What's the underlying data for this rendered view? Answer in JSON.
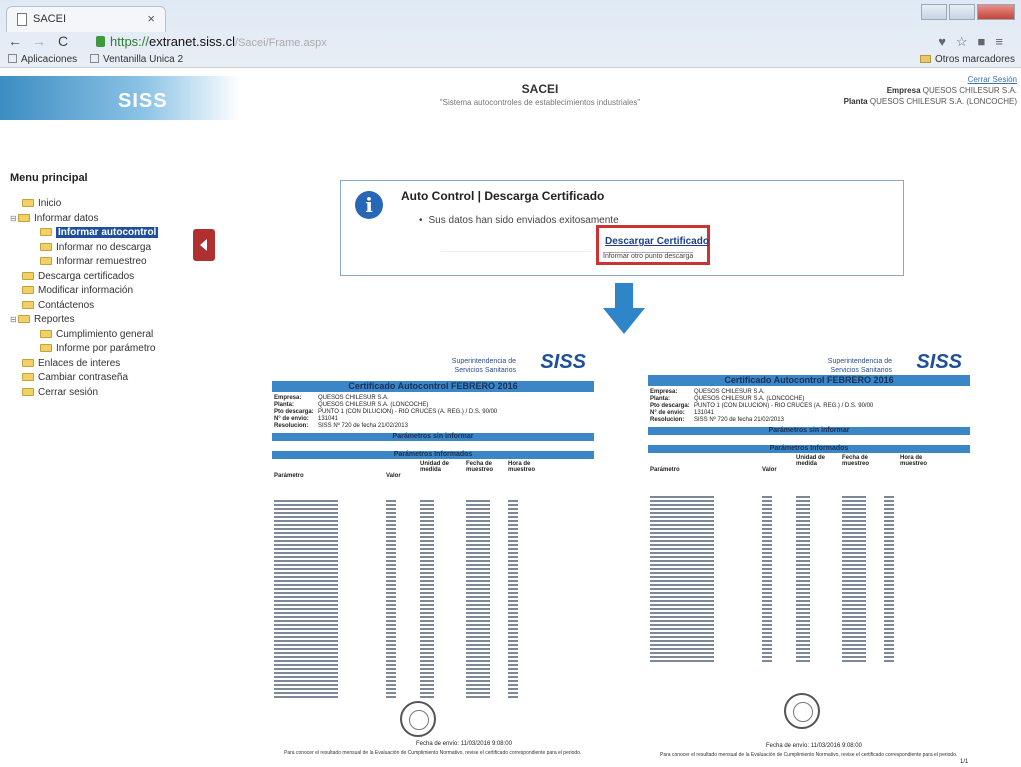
{
  "browser": {
    "tab_title": "SACEI",
    "tab_close": "×",
    "url_scheme": "https://",
    "url_host": "extranet.siss.cl",
    "url_path": "/Sacei/Frame.aspx",
    "bookmarks": [
      "Aplicaciones",
      "Ventanilla Unica 2"
    ],
    "other_bookmarks": "Otros marcadores"
  },
  "header": {
    "logo": "SISS",
    "title": "SACEI",
    "subtitle": "\"Sistema autocontroles de establecimientos industriales\"",
    "logout": "Cerrar Sesión",
    "empresa_label": "Empresa",
    "empresa_value": "QUESOS CHILESUR S.A.",
    "planta_label": "Planta",
    "planta_value": "QUESOS CHILESUR S.A. (LONCOCHE)"
  },
  "menu": {
    "title": "Menu principal",
    "items": [
      {
        "label": "Inicio"
      },
      {
        "label": "Informar datos"
      },
      {
        "label": "Informar autocontrol"
      },
      {
        "label": "Informar no descarga"
      },
      {
        "label": "Informar remuestreo"
      },
      {
        "label": "Descarga certificados"
      },
      {
        "label": "Modificar información"
      },
      {
        "label": "Contáctenos"
      },
      {
        "label": "Reportes"
      },
      {
        "label": "Cumplimiento general"
      },
      {
        "label": "Informe por parámetro"
      },
      {
        "label": "Enlaces de interes"
      },
      {
        "label": "Cambiar contraseña"
      },
      {
        "label": "Cerrar sesión"
      }
    ]
  },
  "panel": {
    "icon": "i",
    "title": "Auto Control | Descarga Certificado",
    "message": "Sus datos han sido enviados exitosamente",
    "download_link": "Descargar Certificado",
    "download_sub": "Informar otro punto descarga"
  },
  "certificates": [
    {
      "org": "Superintendencia de Servicios Sanitarios",
      "logo": "SISS",
      "title": "Certificado Autocontrol FEBRERO 2016",
      "meta": [
        {
          "k": "Empresa:",
          "v": "QUESOS CHILESUR S.A."
        },
        {
          "k": "Planta:",
          "v": "QUESOS CHILESUR S.A. (LONCOCHE)"
        },
        {
          "k": "Pto descarga:",
          "v": "PUNTO 1 (CON DILUCION) - RIO CRUCES (A. REG.) / D.S. 90/00"
        },
        {
          "k": "N° de envio:",
          "v": "131041"
        },
        {
          "k": "Resolucion:",
          "v": "SISS Nº 720 de fecha 21/02/2013"
        }
      ],
      "bar_no": "Parámetros sin informar",
      "bar_yes": "Parámetros Informados",
      "cols": [
        "Parámetro",
        "Valor",
        "Unidad de medida",
        "Fecha de muestreo",
        "Hora de muestreo"
      ],
      "date": "Fecha de envío: 11/03/2016 9:08:00",
      "foot": "Para conocer el resultado mensual de la Evaluación de Cumplimiento Normativo, revise el certificado correspondiente para el periodo."
    },
    {
      "org": "Superintendencia de Servicios Sanitarios",
      "logo": "SISS",
      "title": "Certificado Autocontrol FEBRERO 2016",
      "meta": [
        {
          "k": "Empresa:",
          "v": "QUESOS CHILESUR S.A."
        },
        {
          "k": "Planta:",
          "v": "QUESOS CHILESUR S.A. (LONCOCHE)"
        },
        {
          "k": "Pto descarga:",
          "v": "PUNTO 1 (CON DILUCION) - RIO CRUCES (A. REG.) / D.S. 90/00"
        },
        {
          "k": "N° de envio:",
          "v": "131041"
        },
        {
          "k": "Resolucion:",
          "v": "SISS Nº 720 de fecha 21/02/2013"
        }
      ],
      "bar_no": "Parámetros sin informar",
      "bar_yes": "Parámetros Informados",
      "cols": [
        "Parámetro",
        "Valor",
        "Unidad de medida",
        "Fecha de muestreo",
        "Hora de muestreo"
      ],
      "date": "Fecha de envío: 11/03/2016 9:08:00",
      "foot": "Para conocer el resultado mensual de la Evaluación de Cumplimiento Normativo, revise el certificado correspondiente para el periodo.",
      "page": "1/1"
    }
  ]
}
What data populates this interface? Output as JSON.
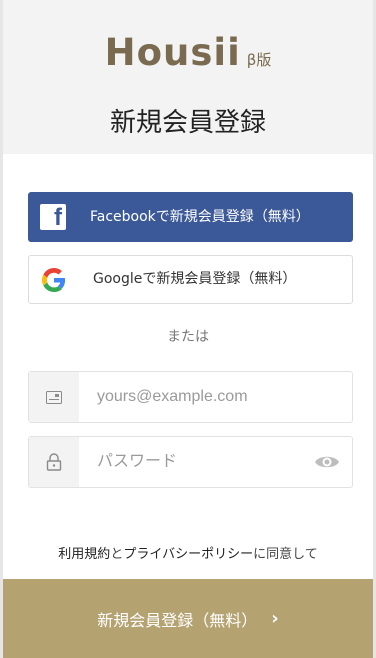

◇ ◇ ◇ ◇ ◇ ◇ ◇

▶ WORK TO DO
Give back the entries verbatim. Do not include any picture.

▶ CORRECT OUTPUT
What's the underlying data for this rendered view? Answer in JSON.
{
  "browser": {
    "tab_title": "SACEI",
    "tab_close": "×",
    "url_scheme": "https://",
    "url_host": "extranet.siss.cl",
    "url_path": "/Sacei/Frame.aspx",
    "bookmarks": [
      "Aplicaciones",
      "Ventanilla Unica 2"
    ],
    "other_bookmarks": "Otros marcadores"
  },
  "header": {
    "logo": "SISS",
    "title": "SACEI",
    "subtitle": "\"Sistema autocontroles de establecimientos industriales\"",
    "logout": "Cerrar Sesión",
    "empresa_label": "Empresa",
    "empresa_value": "QUESOS CHILESUR S.A.",
    "planta_label": "Planta",
    "planta_value": "QUESOS CHILESUR S.A. (LONCOCHE)"
  },
  "menu": {
    "title": "Menu principal",
    "items": [
      {
        "label": "Inicio"
      },
      {
        "label": "Informar datos"
      },
      {
        "label": "Informar autocontrol"
      },
      {
        "label": "Informar no descarga"
      },
      {
        "label": "Informar remuestreo"
      },
      {
        "label": "Descarga certificados"
      },
      {
        "label": "Modificar información"
      },
      {
        "label": "Contáctenos"
      },
      {
        "label": "Reportes"
      },
      {
        "label": "Cumplimiento general"
      },
      {
        "label": "Informe por parámetro"
      },
      {
        "label": "Enlaces de interes"
      },
      {
        "label": "Cambiar contraseña"
      },
      {
        "label": "Cerrar sesión"
      }
    ]
  },
  "panel": {
    "icon": "i",
    "title": "Auto Control | Descarga Certificado",
    "message": "Sus datos han sido enviados exitosamente",
    "download_link": "Descargar Certificado",
    "download_sub": "Informar otro punto descarga"
  },
  "certificates": [
    {
      "org": "Superintendencia de Servicios Sanitarios",
      "logo": "SISS",
      "title": "Certificado Autocontrol FEBRERO 2016",
      "meta": [
        {
          "k": "Empresa:",
          "v": "QUESOS CHILESUR S.A."
        },
        {
          "k": "Planta:",
          "v": "QUESOS CHILESUR S.A. (LONCOCHE)"
        },
        {
          "k": "Pto descarga:",
          "v": "PUNTO 1 (CON DILUCION) - RIO CRUCES (A. REG.) / D.S. 90/00"
        },
        {
          "k": "N° de envio:",
          "v": "131041"
        },
        {
          "k": "Resolucion:",
          "v": "SISS Nº 720 de fecha 21/02/2013"
        }
      ],
      "bar_no": "Parámetros sin informar",
      "bar_yes": "Parámetros Informados",
      "cols": [
        "Parámetro",
        "Valor",
        "Unidad de medida",
        "Fecha de muestreo",
        "Hora de muestreo"
      ],
      "date": "Fecha de envío: 11/03/2016 9:08:00",
      "foot": "Para conocer el resultado mensual de la Evaluación de Cumplimiento Normativo, revise el certificado correspondiente para el periodo."
    },
    {
      "org": "Superintendencia de Servicios Sanitarios",
      "logo": "SISS",
      "title": "Certificado Autocontrol FEBRERO 2016",
      "meta": [
        {
          "k": "Empresa:",
          "v": "QUESOS CHILESUR S.A."
        },
        {
          "k": "Planta:",
          "v": "QUESOS CHILESUR S.A. (LONCOCHE)"
        },
        {
          "k": "Pto descarga:",
          "v": "PUNTO 1 (CON DILUCION) - RIO CRUCES (A. REG.) / D.S. 90/00"
        },
        {
          "k": "N° de envio:",
          "v": "131041"
        },
        {
          "k": "Resolucion:",
          "v": "SISS Nº 720 de fecha 21/02/2013"
        }
      ],
      "bar_no": "Parámetros sin informar",
      "bar_yes": "Parámetros Informados",
      "cols": [
        "Parámetro",
        "Valor",
        "Unidad de medida",
        "Fecha de muestreo",
        "Hora de muestreo"
      ],
      "date": "Fecha de envío: 11/03/2016 9:08:00",
      "foot": "Para conocer el resultado mensual de la Evaluación de Cumplimiento Normativo, revise el certificado correspondiente para el periodo.",
      "page": "1/1"
    }
  ]
}
What data populates this interface? Output as JSON.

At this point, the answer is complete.